(Items from a figure collection)
▬▬▬

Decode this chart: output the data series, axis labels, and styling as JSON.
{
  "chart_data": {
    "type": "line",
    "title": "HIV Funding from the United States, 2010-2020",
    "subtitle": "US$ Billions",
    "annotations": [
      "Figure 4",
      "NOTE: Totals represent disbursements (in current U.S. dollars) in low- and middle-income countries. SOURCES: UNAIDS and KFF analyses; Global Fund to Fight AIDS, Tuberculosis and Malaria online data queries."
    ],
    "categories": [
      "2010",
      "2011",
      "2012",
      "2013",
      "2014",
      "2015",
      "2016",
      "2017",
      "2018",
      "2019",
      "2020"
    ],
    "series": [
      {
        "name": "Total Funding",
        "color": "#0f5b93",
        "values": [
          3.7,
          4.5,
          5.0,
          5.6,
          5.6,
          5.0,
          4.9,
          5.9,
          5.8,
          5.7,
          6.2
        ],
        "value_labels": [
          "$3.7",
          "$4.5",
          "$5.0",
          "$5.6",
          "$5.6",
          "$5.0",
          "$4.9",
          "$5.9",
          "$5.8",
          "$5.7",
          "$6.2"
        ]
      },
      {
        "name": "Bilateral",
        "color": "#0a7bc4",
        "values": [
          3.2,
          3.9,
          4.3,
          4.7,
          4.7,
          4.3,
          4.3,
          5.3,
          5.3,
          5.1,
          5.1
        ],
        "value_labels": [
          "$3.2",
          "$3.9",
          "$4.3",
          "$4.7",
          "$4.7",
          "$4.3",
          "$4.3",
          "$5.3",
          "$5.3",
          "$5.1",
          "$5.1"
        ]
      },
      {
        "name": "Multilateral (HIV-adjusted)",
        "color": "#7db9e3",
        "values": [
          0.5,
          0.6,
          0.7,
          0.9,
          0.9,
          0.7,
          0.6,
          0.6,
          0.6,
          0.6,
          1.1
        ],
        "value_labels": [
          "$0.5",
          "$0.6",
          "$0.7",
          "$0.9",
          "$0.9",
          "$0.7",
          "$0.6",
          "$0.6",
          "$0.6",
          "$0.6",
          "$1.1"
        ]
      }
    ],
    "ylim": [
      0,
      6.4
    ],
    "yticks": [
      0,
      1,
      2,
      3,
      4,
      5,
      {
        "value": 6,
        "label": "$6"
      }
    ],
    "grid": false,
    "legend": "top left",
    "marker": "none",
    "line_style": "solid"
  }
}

▬▬▬

Written task:
Write out the data exactly as it stands.

Solution below:
Decode this chart: output the data series, axis labels, and styling as JSON.
{
  "chart_data": {
    "type": "line",
    "title": "HIV Funding from the United States, 2010-2020",
    "subtitle": "US$ Billions",
    "annotations": [
      "Figure 4",
      "NOTE: Totals represent disbursements (in current U.S. dollars) in low- and middle-income countries. SOURCES: UNAIDS and KFF analyses; Global Fund to Fight AIDS, Tuberculosis and Malaria online data queries."
    ],
    "categories": [
      "2010",
      "2011",
      "2012",
      "2013",
      "2014",
      "2015",
      "2016",
      "2017",
      "2018",
      "2019",
      "2020"
    ],
    "series": [
      {
        "name": "Total Funding",
        "color": "#0f5b93",
        "values": [
          3.7,
          4.5,
          5.0,
          5.6,
          5.6,
          5.0,
          4.9,
          5.9,
          5.8,
          5.7,
          6.2
        ],
        "value_labels": [
          "$3.7",
          "$4.5",
          "$5.0",
          "$5.6",
          "$5.6",
          "$5.0",
          "$4.9",
          "$5.9",
          "$5.8",
          "$5.7",
          "$6.2"
        ]
      },
      {
        "name": "Bilateral",
        "color": "#0a7bc4",
        "values": [
          3.2,
          3.9,
          4.3,
          4.7,
          4.7,
          4.3,
          4.3,
          5.3,
          5.3,
          5.1,
          5.1
        ],
        "value_labels": [
          "$3.2",
          "$3.9",
          "$4.3",
          "$4.7",
          "$4.7",
          "$4.3",
          "$4.3",
          "$5.3",
          "$5.3",
          "$5.1",
          "$5.1"
        ]
      },
      {
        "name": "Multilateral (HIV-adjusted)",
        "color": "#7db9e3",
        "values": [
          0.5,
          0.6,
          0.7,
          0.9,
          0.9,
          0.7,
          0.6,
          0.6,
          0.6,
          0.6,
          1.1
        ],
        "value_labels": [
          "$0.5",
          "$0.6",
          "$0.7",
          "$0.9",
          "$0.9",
          "$0.7",
          "$0.6",
          "$0.6",
          "$0.6",
          "$0.6",
          "$1.1"
        ]
      }
    ],
    "ylim": [
      0,
      6.4
    ],
    "yticks": [
      0,
      1,
      2,
      3,
      4,
      5,
      {
        "value": 6,
        "label": "$6"
      }
    ],
    "grid": false,
    "legend": "top left",
    "marker": "none",
    "line_style": "solid"
  }
}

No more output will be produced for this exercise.